■ What you need to do:
Determine the number of lines containing the word "image", and state that figure alone.

■ Records shown:
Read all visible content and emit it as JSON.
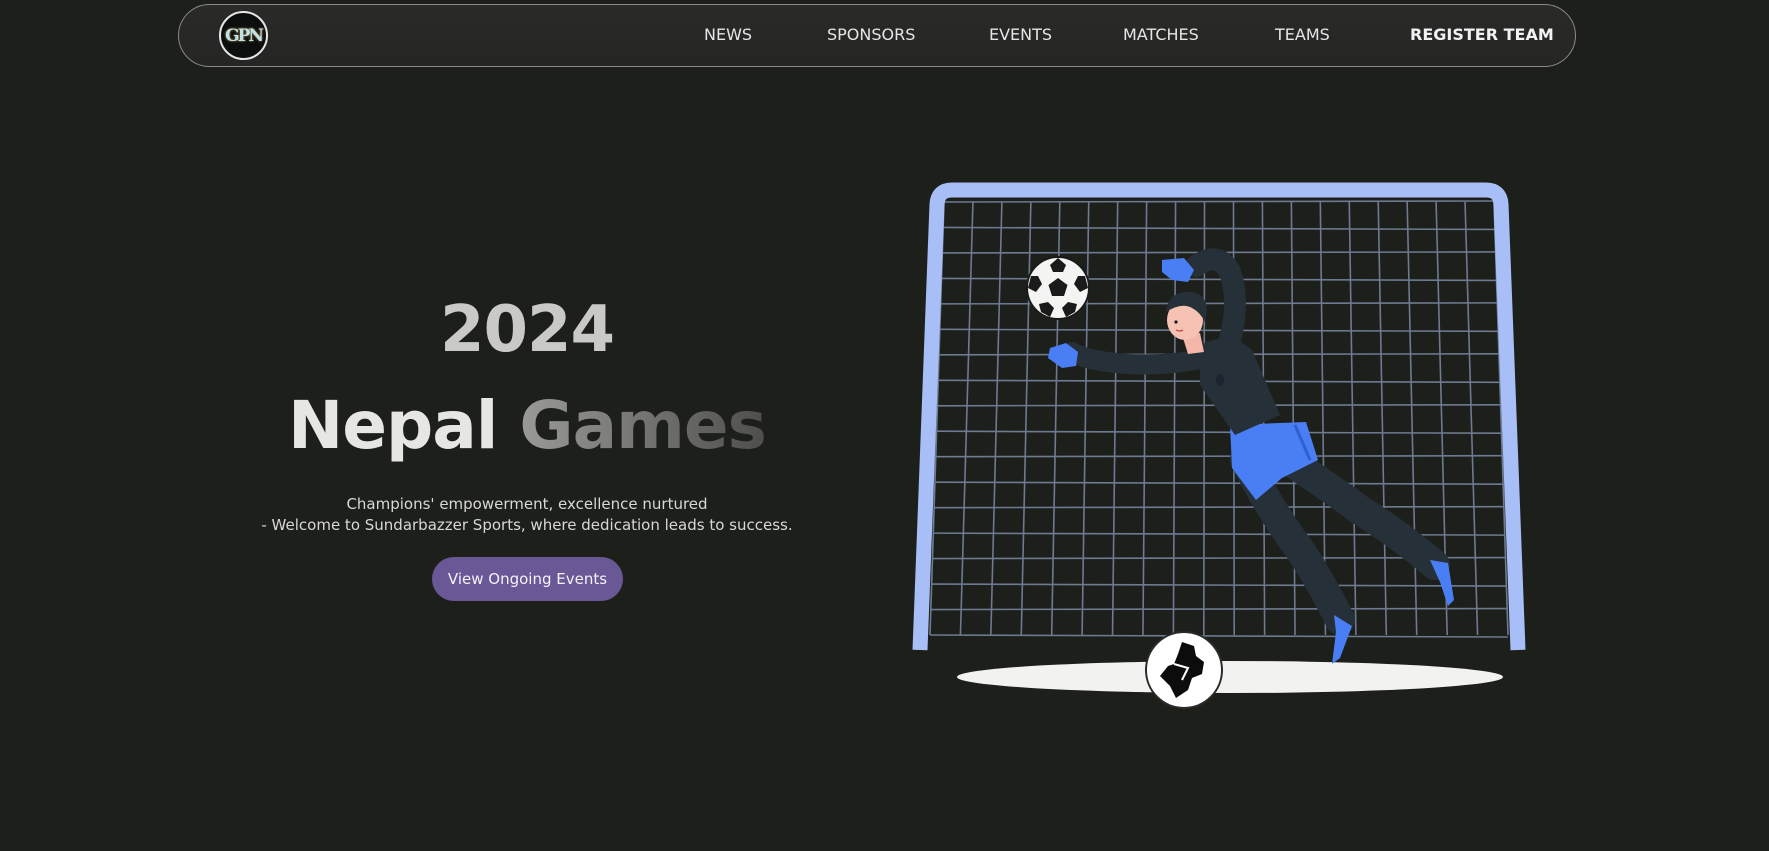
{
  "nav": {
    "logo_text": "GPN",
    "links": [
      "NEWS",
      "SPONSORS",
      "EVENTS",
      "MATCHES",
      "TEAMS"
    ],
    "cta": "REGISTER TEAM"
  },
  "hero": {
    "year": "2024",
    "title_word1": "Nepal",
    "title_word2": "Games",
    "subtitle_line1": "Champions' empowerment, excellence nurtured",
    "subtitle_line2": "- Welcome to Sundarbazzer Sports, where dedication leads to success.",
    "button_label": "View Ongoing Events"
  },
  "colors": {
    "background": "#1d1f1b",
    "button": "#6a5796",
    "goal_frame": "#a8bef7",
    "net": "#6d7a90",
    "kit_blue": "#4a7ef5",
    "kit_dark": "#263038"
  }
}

...

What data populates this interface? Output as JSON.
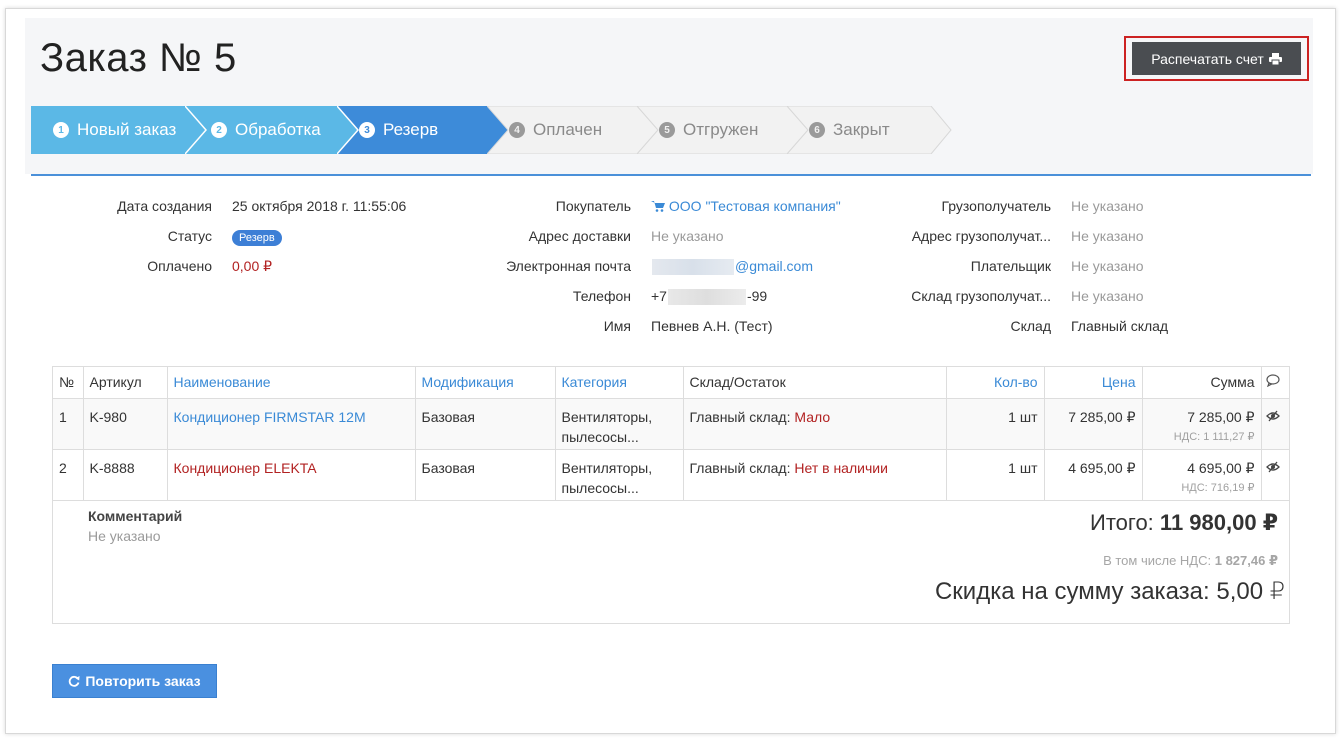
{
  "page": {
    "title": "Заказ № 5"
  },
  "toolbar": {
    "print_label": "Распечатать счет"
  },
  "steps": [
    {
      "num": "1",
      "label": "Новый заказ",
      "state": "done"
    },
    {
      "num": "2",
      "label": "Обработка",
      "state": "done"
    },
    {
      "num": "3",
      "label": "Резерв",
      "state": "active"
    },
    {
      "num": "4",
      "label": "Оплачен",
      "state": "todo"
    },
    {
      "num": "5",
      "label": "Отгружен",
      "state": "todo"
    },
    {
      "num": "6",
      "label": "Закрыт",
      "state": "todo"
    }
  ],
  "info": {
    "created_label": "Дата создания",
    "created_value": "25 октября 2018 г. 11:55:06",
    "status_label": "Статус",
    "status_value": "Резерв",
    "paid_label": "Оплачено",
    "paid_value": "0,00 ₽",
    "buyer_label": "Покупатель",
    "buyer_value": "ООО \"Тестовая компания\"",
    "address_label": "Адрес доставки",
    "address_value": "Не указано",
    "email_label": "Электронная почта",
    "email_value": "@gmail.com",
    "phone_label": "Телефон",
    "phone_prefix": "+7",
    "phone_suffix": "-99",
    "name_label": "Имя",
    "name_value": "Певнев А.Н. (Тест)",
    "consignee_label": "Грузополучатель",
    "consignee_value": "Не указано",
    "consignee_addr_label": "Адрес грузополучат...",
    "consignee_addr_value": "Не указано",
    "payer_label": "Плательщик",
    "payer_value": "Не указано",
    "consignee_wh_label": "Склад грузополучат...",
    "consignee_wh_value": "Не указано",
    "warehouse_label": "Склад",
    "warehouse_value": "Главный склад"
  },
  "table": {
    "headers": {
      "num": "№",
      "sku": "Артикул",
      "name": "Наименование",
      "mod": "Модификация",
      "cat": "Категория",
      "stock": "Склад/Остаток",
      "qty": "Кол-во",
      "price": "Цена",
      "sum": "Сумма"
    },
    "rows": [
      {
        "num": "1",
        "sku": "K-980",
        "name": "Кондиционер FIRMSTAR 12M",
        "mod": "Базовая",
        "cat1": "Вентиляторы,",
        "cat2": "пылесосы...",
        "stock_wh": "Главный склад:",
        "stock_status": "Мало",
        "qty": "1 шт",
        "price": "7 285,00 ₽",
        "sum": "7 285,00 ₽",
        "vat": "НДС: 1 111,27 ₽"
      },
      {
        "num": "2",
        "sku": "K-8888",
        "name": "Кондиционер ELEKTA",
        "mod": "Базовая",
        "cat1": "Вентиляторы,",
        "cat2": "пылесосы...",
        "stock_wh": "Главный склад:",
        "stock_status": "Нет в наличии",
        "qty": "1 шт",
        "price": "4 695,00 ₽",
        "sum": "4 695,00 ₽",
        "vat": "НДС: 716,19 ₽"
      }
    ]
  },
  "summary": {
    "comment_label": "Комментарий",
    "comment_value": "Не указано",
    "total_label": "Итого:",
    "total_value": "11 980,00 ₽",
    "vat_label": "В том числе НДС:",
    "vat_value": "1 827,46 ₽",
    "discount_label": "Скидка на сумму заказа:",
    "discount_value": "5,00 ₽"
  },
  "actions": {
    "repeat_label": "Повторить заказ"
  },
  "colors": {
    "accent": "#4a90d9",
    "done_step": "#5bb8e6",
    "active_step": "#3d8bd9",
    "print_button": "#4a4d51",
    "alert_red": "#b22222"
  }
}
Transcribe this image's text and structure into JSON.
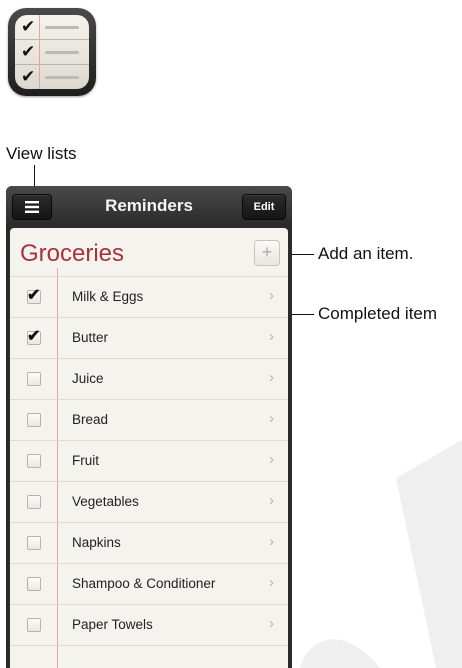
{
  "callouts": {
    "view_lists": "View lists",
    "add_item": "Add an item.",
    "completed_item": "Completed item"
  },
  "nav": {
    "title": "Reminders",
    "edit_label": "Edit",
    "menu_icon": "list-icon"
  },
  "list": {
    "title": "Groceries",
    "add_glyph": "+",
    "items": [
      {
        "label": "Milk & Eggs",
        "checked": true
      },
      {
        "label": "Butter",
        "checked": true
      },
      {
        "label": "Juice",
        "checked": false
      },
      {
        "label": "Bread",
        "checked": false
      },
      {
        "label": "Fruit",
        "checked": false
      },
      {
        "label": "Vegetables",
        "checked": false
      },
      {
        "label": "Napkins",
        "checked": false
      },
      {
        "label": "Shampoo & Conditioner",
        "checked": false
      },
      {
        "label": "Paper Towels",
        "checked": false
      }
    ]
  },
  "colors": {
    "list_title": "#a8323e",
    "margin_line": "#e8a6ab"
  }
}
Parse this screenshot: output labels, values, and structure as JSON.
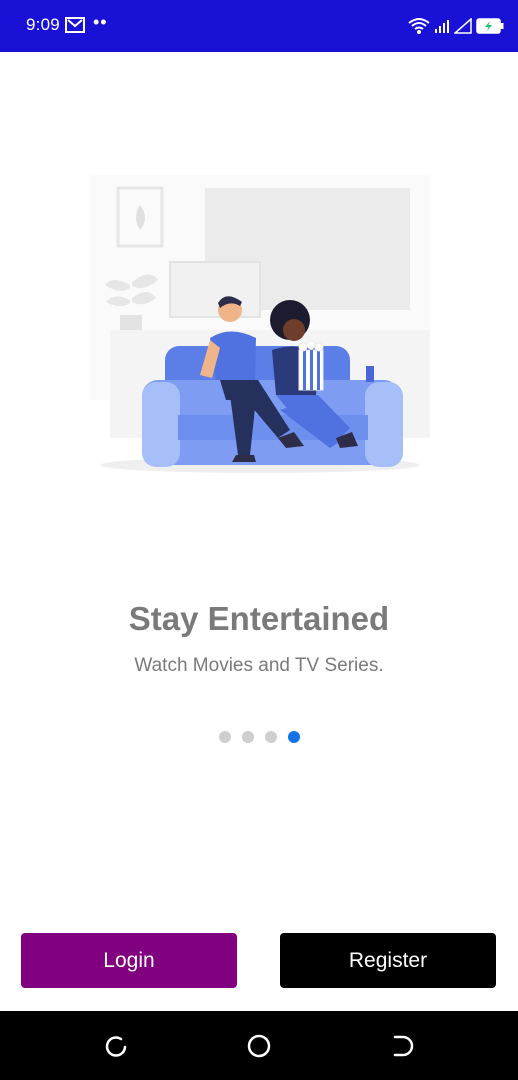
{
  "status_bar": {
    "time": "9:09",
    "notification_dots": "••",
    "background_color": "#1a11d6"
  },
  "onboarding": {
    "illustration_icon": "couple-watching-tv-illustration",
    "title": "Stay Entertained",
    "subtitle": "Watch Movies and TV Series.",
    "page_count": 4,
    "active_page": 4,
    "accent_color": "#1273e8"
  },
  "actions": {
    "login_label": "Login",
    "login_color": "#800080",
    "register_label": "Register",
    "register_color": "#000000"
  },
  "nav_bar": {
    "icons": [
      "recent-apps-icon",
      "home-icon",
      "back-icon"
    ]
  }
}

* * *

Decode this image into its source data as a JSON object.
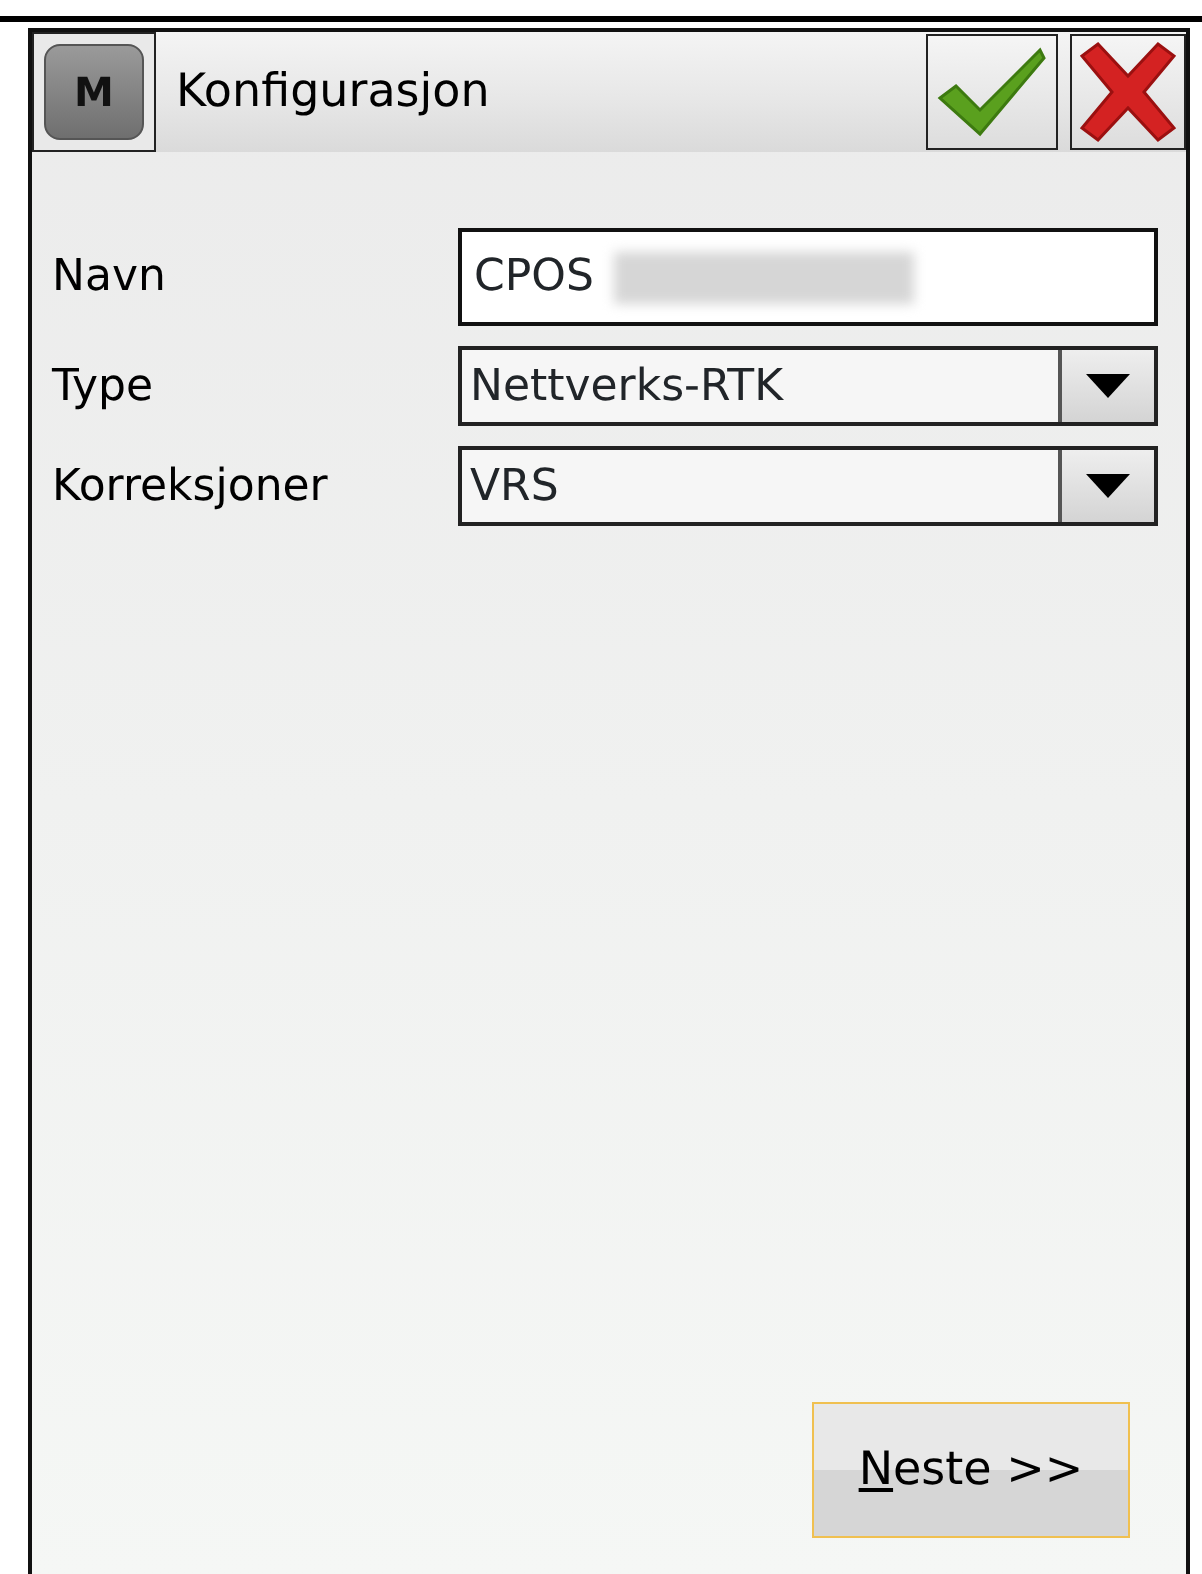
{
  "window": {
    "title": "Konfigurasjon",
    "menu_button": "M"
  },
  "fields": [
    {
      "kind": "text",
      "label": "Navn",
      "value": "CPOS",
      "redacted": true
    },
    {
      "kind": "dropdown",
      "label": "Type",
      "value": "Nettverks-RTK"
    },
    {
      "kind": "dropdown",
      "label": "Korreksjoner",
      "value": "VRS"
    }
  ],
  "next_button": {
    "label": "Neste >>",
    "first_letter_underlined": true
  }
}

■ Correct output:
2